= What the task requires =
Restate, word for word, all of the material shown below.
>> Begin Extracted records
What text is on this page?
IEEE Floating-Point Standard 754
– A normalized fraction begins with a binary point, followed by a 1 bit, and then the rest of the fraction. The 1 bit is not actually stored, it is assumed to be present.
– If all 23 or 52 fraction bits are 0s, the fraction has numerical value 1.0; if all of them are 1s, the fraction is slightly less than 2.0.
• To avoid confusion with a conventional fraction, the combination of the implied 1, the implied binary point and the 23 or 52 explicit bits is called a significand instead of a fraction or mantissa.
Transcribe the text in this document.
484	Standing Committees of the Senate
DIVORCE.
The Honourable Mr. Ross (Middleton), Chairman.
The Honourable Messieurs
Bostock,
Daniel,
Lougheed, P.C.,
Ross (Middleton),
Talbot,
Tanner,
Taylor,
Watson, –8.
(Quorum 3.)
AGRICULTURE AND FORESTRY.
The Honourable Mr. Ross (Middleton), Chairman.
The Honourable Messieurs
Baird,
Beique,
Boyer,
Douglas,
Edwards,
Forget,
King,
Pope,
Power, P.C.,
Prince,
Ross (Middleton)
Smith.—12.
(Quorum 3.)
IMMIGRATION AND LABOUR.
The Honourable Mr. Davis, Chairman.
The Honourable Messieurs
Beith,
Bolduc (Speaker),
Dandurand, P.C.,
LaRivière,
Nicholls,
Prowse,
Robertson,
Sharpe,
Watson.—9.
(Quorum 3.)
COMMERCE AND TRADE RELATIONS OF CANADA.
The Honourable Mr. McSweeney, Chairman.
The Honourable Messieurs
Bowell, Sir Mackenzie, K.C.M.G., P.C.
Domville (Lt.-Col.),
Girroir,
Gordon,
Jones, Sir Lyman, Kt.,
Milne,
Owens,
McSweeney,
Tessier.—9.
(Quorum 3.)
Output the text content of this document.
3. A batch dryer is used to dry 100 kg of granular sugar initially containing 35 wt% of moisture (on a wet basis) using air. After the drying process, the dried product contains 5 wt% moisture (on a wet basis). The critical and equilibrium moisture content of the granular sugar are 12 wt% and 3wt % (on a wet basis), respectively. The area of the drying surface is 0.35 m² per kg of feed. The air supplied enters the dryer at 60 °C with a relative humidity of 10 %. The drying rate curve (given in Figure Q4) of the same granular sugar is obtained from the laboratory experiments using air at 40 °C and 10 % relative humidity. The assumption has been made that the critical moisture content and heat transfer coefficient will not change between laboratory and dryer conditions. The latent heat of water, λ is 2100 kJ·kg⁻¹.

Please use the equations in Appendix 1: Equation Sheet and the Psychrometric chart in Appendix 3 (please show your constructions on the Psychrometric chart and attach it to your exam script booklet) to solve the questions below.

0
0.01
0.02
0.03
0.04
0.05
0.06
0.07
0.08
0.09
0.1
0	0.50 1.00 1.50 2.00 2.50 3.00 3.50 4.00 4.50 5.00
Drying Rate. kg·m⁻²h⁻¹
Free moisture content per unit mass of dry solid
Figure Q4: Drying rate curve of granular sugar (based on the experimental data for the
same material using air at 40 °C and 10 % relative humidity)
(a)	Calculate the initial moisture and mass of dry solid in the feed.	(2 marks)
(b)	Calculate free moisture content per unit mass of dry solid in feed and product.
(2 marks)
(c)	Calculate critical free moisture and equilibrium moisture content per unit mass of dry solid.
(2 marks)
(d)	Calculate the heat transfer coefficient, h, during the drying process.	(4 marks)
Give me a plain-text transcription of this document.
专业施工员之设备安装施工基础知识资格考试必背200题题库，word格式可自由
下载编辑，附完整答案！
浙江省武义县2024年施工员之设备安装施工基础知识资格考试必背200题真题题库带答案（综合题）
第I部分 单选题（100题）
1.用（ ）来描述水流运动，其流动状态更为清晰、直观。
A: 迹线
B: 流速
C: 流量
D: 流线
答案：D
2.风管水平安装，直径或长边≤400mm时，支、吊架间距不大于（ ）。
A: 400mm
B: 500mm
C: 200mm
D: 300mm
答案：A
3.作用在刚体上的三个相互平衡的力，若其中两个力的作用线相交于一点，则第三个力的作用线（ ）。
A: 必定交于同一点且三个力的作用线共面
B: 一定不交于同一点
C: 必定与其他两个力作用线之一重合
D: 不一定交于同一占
>> End Extracted records
= Solution for this problem =
What text is on this page?
IEEE Floating-Point Standard 754
– A normalized fraction begins with a binary point, followed by a 1 bit, and then the rest of the fraction. The 1 bit is not actually stored, it is assumed to be present.
– If all 23 or 52 fraction bits are 0s, the fraction has numerical value 1.0; if all of them are 1s, the fraction is slightly less than 2.0.
• To avoid confusion with a conventional fraction, the combination of the implied 1, the implied binary point and the 23 or 52 explicit bits is called a significand instead of a fraction or mantissa.
Transcribe the text in this document.
484	Standing Committees of the Senate
DIVORCE.
The Honourable Mr. Ross (Middleton), Chairman.
The Honourable Messieurs
Bostock,
Daniel,
Lougheed, P.C.,
Ross (Middleton),
Talbot,
Tanner,
Taylor,
Watson, –8.
(Quorum 3.)
AGRICULTURE AND FORESTRY.
The Honourable Mr. Ross (Middleton), Chairman.
The Honourable Messieurs
Baird,
Beique,
Boyer,
Douglas,
Edwards,
Forget,
King,
Pope,
Power, P.C.,
Prince,
Ross (Middleton)
Smith.—12.
(Quorum 3.)
IMMIGRATION AND LABOUR.
The Honourable Mr. Davis, Chairman.
The Honourable Messieurs
Beith,
Bolduc (Speaker),
Dandurand, P.C.,
LaRivière,
Nicholls,
Prowse,
Robertson,
Sharpe,
Watson.—9.
(Quorum 3.)
COMMERCE AND TRADE RELATIONS OF CANADA.
The Honourable Mr. McSweeney, Chairman.
The Honourable Messieurs
Bowell, Sir Mackenzie, K.C.M.G., P.C.
Domville (Lt.-Col.),
Girroir,
Gordon,
Jones, Sir Lyman, Kt.,
Milne,
Owens,
McSweeney,
Tessier.—9.
(Quorum 3.)
Output the text content of this document.
3. A batch dryer is used to dry 100 kg of granular sugar initially containing 35 wt% of moisture (on a wet basis) using air. After the drying process, the dried product contains 5 wt% moisture (on a wet basis). The critical and equilibrium moisture content of the granular sugar are 12 wt% and 3wt % (on a wet basis), respectively. The area of the drying surface is 0.35 m² per kg of feed. The air supplied enters the dryer at 60 °C with a relative humidity of 10 %. The drying rate curve (given in Figure Q4) of the same granular sugar is obtained from the laboratory experiments using air at 40 °C and 10 % relative humidity. The assumption has been made that the critical moisture content and heat transfer coefficient will not change between laboratory and dryer conditions. The latent heat of water, λ is 2100 kJ·kg⁻¹.

Please use the equations in Appendix 1: Equation Sheet and the Psychrometric chart in Appendix 3 (please show your constructions on the Psychrometric chart and attach it to your exam script booklet) to solve the questions below.

0
0.01
0.02
0.03
0.04
0.05
0.06
0.07
0.08
0.09
0.1
0	0.50 1.00 1.50 2.00 2.50 3.00 3.50 4.00 4.50 5.00
Drying Rate. kg·m⁻²h⁻¹
Free moisture content per unit mass of dry solid
Figure Q4: Drying rate curve of granular sugar (based on the experimental data for the
same material using air at 40 °C and 10 % relative humidity)
(a)	Calculate the initial moisture and mass of dry solid in the feed.	(2 marks)
(b)	Calculate free moisture content per unit mass of dry solid in feed and product.
(2 marks)
(c)	Calculate critical free moisture and equilibrium moisture content per unit mass of dry solid.
(2 marks)
(d)	Calculate the heat transfer coefficient, h, during the drying process.	(4 marks)
Give me a plain-text transcription of this document.
专业施工员之设备安装施工基础知识资格考试必背200题题库，word格式可自由
下载编辑，附完整答案！
浙江省武义县2024年施工员之设备安装施工基础知识资格考试必背200题真题题库带答案（综合题）
第I部分 单选题（100题）
1.用（ ）来描述水流运动，其流动状态更为清晰、直观。
A: 迹线
B: 流速
C: 流量
D: 流线
答案：D
2.风管水平安装，直径或长边≤400mm时，支、吊架间距不大于（ ）。
A: 400mm
B: 500mm
C: 200mm
D: 300mm
答案：A
3.作用在刚体上的三个相互平衡的力，若其中两个力的作用线相交于一点，则第三个力的作用线（ ）。
A: 必定交于同一点且三个力的作用线共面
B: 一定不交于同一点
C: 必定与其他两个力作用线之一重合
D: 不一定交于同一占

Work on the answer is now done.